> **Exercise brief**: Every entry should be repeated exactly. Omit the pictures.

> **Dataset entries**:

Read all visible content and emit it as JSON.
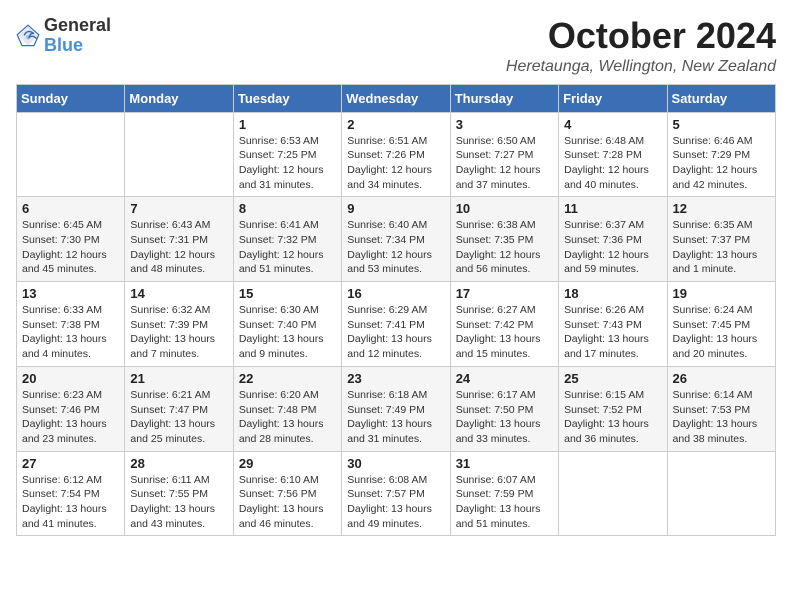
{
  "logo": {
    "text_general": "General",
    "text_blue": "Blue"
  },
  "title": "October 2024",
  "location": "Heretaunga, Wellington, New Zealand",
  "days_of_week": [
    "Sunday",
    "Monday",
    "Tuesday",
    "Wednesday",
    "Thursday",
    "Friday",
    "Saturday"
  ],
  "weeks": [
    [
      {
        "day": "",
        "info": ""
      },
      {
        "day": "",
        "info": ""
      },
      {
        "day": "1",
        "info": "Sunrise: 6:53 AM\nSunset: 7:25 PM\nDaylight: 12 hours and 31 minutes."
      },
      {
        "day": "2",
        "info": "Sunrise: 6:51 AM\nSunset: 7:26 PM\nDaylight: 12 hours and 34 minutes."
      },
      {
        "day": "3",
        "info": "Sunrise: 6:50 AM\nSunset: 7:27 PM\nDaylight: 12 hours and 37 minutes."
      },
      {
        "day": "4",
        "info": "Sunrise: 6:48 AM\nSunset: 7:28 PM\nDaylight: 12 hours and 40 minutes."
      },
      {
        "day": "5",
        "info": "Sunrise: 6:46 AM\nSunset: 7:29 PM\nDaylight: 12 hours and 42 minutes."
      }
    ],
    [
      {
        "day": "6",
        "info": "Sunrise: 6:45 AM\nSunset: 7:30 PM\nDaylight: 12 hours and 45 minutes."
      },
      {
        "day": "7",
        "info": "Sunrise: 6:43 AM\nSunset: 7:31 PM\nDaylight: 12 hours and 48 minutes."
      },
      {
        "day": "8",
        "info": "Sunrise: 6:41 AM\nSunset: 7:32 PM\nDaylight: 12 hours and 51 minutes."
      },
      {
        "day": "9",
        "info": "Sunrise: 6:40 AM\nSunset: 7:34 PM\nDaylight: 12 hours and 53 minutes."
      },
      {
        "day": "10",
        "info": "Sunrise: 6:38 AM\nSunset: 7:35 PM\nDaylight: 12 hours and 56 minutes."
      },
      {
        "day": "11",
        "info": "Sunrise: 6:37 AM\nSunset: 7:36 PM\nDaylight: 12 hours and 59 minutes."
      },
      {
        "day": "12",
        "info": "Sunrise: 6:35 AM\nSunset: 7:37 PM\nDaylight: 13 hours and 1 minute."
      }
    ],
    [
      {
        "day": "13",
        "info": "Sunrise: 6:33 AM\nSunset: 7:38 PM\nDaylight: 13 hours and 4 minutes."
      },
      {
        "day": "14",
        "info": "Sunrise: 6:32 AM\nSunset: 7:39 PM\nDaylight: 13 hours and 7 minutes."
      },
      {
        "day": "15",
        "info": "Sunrise: 6:30 AM\nSunset: 7:40 PM\nDaylight: 13 hours and 9 minutes."
      },
      {
        "day": "16",
        "info": "Sunrise: 6:29 AM\nSunset: 7:41 PM\nDaylight: 13 hours and 12 minutes."
      },
      {
        "day": "17",
        "info": "Sunrise: 6:27 AM\nSunset: 7:42 PM\nDaylight: 13 hours and 15 minutes."
      },
      {
        "day": "18",
        "info": "Sunrise: 6:26 AM\nSunset: 7:43 PM\nDaylight: 13 hours and 17 minutes."
      },
      {
        "day": "19",
        "info": "Sunrise: 6:24 AM\nSunset: 7:45 PM\nDaylight: 13 hours and 20 minutes."
      }
    ],
    [
      {
        "day": "20",
        "info": "Sunrise: 6:23 AM\nSunset: 7:46 PM\nDaylight: 13 hours and 23 minutes."
      },
      {
        "day": "21",
        "info": "Sunrise: 6:21 AM\nSunset: 7:47 PM\nDaylight: 13 hours and 25 minutes."
      },
      {
        "day": "22",
        "info": "Sunrise: 6:20 AM\nSunset: 7:48 PM\nDaylight: 13 hours and 28 minutes."
      },
      {
        "day": "23",
        "info": "Sunrise: 6:18 AM\nSunset: 7:49 PM\nDaylight: 13 hours and 31 minutes."
      },
      {
        "day": "24",
        "info": "Sunrise: 6:17 AM\nSunset: 7:50 PM\nDaylight: 13 hours and 33 minutes."
      },
      {
        "day": "25",
        "info": "Sunrise: 6:15 AM\nSunset: 7:52 PM\nDaylight: 13 hours and 36 minutes."
      },
      {
        "day": "26",
        "info": "Sunrise: 6:14 AM\nSunset: 7:53 PM\nDaylight: 13 hours and 38 minutes."
      }
    ],
    [
      {
        "day": "27",
        "info": "Sunrise: 6:12 AM\nSunset: 7:54 PM\nDaylight: 13 hours and 41 minutes."
      },
      {
        "day": "28",
        "info": "Sunrise: 6:11 AM\nSunset: 7:55 PM\nDaylight: 13 hours and 43 minutes."
      },
      {
        "day": "29",
        "info": "Sunrise: 6:10 AM\nSunset: 7:56 PM\nDaylight: 13 hours and 46 minutes."
      },
      {
        "day": "30",
        "info": "Sunrise: 6:08 AM\nSunset: 7:57 PM\nDaylight: 13 hours and 49 minutes."
      },
      {
        "day": "31",
        "info": "Sunrise: 6:07 AM\nSunset: 7:59 PM\nDaylight: 13 hours and 51 minutes."
      },
      {
        "day": "",
        "info": ""
      },
      {
        "day": "",
        "info": ""
      }
    ]
  ]
}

> **Exercise output**:
Read all visible content and emit it as JSON.
{
  "logo": {
    "text_general": "General",
    "text_blue": "Blue"
  },
  "title": "October 2024",
  "location": "Heretaunga, Wellington, New Zealand",
  "days_of_week": [
    "Sunday",
    "Monday",
    "Tuesday",
    "Wednesday",
    "Thursday",
    "Friday",
    "Saturday"
  ],
  "weeks": [
    [
      {
        "day": "",
        "info": ""
      },
      {
        "day": "",
        "info": ""
      },
      {
        "day": "1",
        "info": "Sunrise: 6:53 AM\nSunset: 7:25 PM\nDaylight: 12 hours and 31 minutes."
      },
      {
        "day": "2",
        "info": "Sunrise: 6:51 AM\nSunset: 7:26 PM\nDaylight: 12 hours and 34 minutes."
      },
      {
        "day": "3",
        "info": "Sunrise: 6:50 AM\nSunset: 7:27 PM\nDaylight: 12 hours and 37 minutes."
      },
      {
        "day": "4",
        "info": "Sunrise: 6:48 AM\nSunset: 7:28 PM\nDaylight: 12 hours and 40 minutes."
      },
      {
        "day": "5",
        "info": "Sunrise: 6:46 AM\nSunset: 7:29 PM\nDaylight: 12 hours and 42 minutes."
      }
    ],
    [
      {
        "day": "6",
        "info": "Sunrise: 6:45 AM\nSunset: 7:30 PM\nDaylight: 12 hours and 45 minutes."
      },
      {
        "day": "7",
        "info": "Sunrise: 6:43 AM\nSunset: 7:31 PM\nDaylight: 12 hours and 48 minutes."
      },
      {
        "day": "8",
        "info": "Sunrise: 6:41 AM\nSunset: 7:32 PM\nDaylight: 12 hours and 51 minutes."
      },
      {
        "day": "9",
        "info": "Sunrise: 6:40 AM\nSunset: 7:34 PM\nDaylight: 12 hours and 53 minutes."
      },
      {
        "day": "10",
        "info": "Sunrise: 6:38 AM\nSunset: 7:35 PM\nDaylight: 12 hours and 56 minutes."
      },
      {
        "day": "11",
        "info": "Sunrise: 6:37 AM\nSunset: 7:36 PM\nDaylight: 12 hours and 59 minutes."
      },
      {
        "day": "12",
        "info": "Sunrise: 6:35 AM\nSunset: 7:37 PM\nDaylight: 13 hours and 1 minute."
      }
    ],
    [
      {
        "day": "13",
        "info": "Sunrise: 6:33 AM\nSunset: 7:38 PM\nDaylight: 13 hours and 4 minutes."
      },
      {
        "day": "14",
        "info": "Sunrise: 6:32 AM\nSunset: 7:39 PM\nDaylight: 13 hours and 7 minutes."
      },
      {
        "day": "15",
        "info": "Sunrise: 6:30 AM\nSunset: 7:40 PM\nDaylight: 13 hours and 9 minutes."
      },
      {
        "day": "16",
        "info": "Sunrise: 6:29 AM\nSunset: 7:41 PM\nDaylight: 13 hours and 12 minutes."
      },
      {
        "day": "17",
        "info": "Sunrise: 6:27 AM\nSunset: 7:42 PM\nDaylight: 13 hours and 15 minutes."
      },
      {
        "day": "18",
        "info": "Sunrise: 6:26 AM\nSunset: 7:43 PM\nDaylight: 13 hours and 17 minutes."
      },
      {
        "day": "19",
        "info": "Sunrise: 6:24 AM\nSunset: 7:45 PM\nDaylight: 13 hours and 20 minutes."
      }
    ],
    [
      {
        "day": "20",
        "info": "Sunrise: 6:23 AM\nSunset: 7:46 PM\nDaylight: 13 hours and 23 minutes."
      },
      {
        "day": "21",
        "info": "Sunrise: 6:21 AM\nSunset: 7:47 PM\nDaylight: 13 hours and 25 minutes."
      },
      {
        "day": "22",
        "info": "Sunrise: 6:20 AM\nSunset: 7:48 PM\nDaylight: 13 hours and 28 minutes."
      },
      {
        "day": "23",
        "info": "Sunrise: 6:18 AM\nSunset: 7:49 PM\nDaylight: 13 hours and 31 minutes."
      },
      {
        "day": "24",
        "info": "Sunrise: 6:17 AM\nSunset: 7:50 PM\nDaylight: 13 hours and 33 minutes."
      },
      {
        "day": "25",
        "info": "Sunrise: 6:15 AM\nSunset: 7:52 PM\nDaylight: 13 hours and 36 minutes."
      },
      {
        "day": "26",
        "info": "Sunrise: 6:14 AM\nSunset: 7:53 PM\nDaylight: 13 hours and 38 minutes."
      }
    ],
    [
      {
        "day": "27",
        "info": "Sunrise: 6:12 AM\nSunset: 7:54 PM\nDaylight: 13 hours and 41 minutes."
      },
      {
        "day": "28",
        "info": "Sunrise: 6:11 AM\nSunset: 7:55 PM\nDaylight: 13 hours and 43 minutes."
      },
      {
        "day": "29",
        "info": "Sunrise: 6:10 AM\nSunset: 7:56 PM\nDaylight: 13 hours and 46 minutes."
      },
      {
        "day": "30",
        "info": "Sunrise: 6:08 AM\nSunset: 7:57 PM\nDaylight: 13 hours and 49 minutes."
      },
      {
        "day": "31",
        "info": "Sunrise: 6:07 AM\nSunset: 7:59 PM\nDaylight: 13 hours and 51 minutes."
      },
      {
        "day": "",
        "info": ""
      },
      {
        "day": "",
        "info": ""
      }
    ]
  ]
}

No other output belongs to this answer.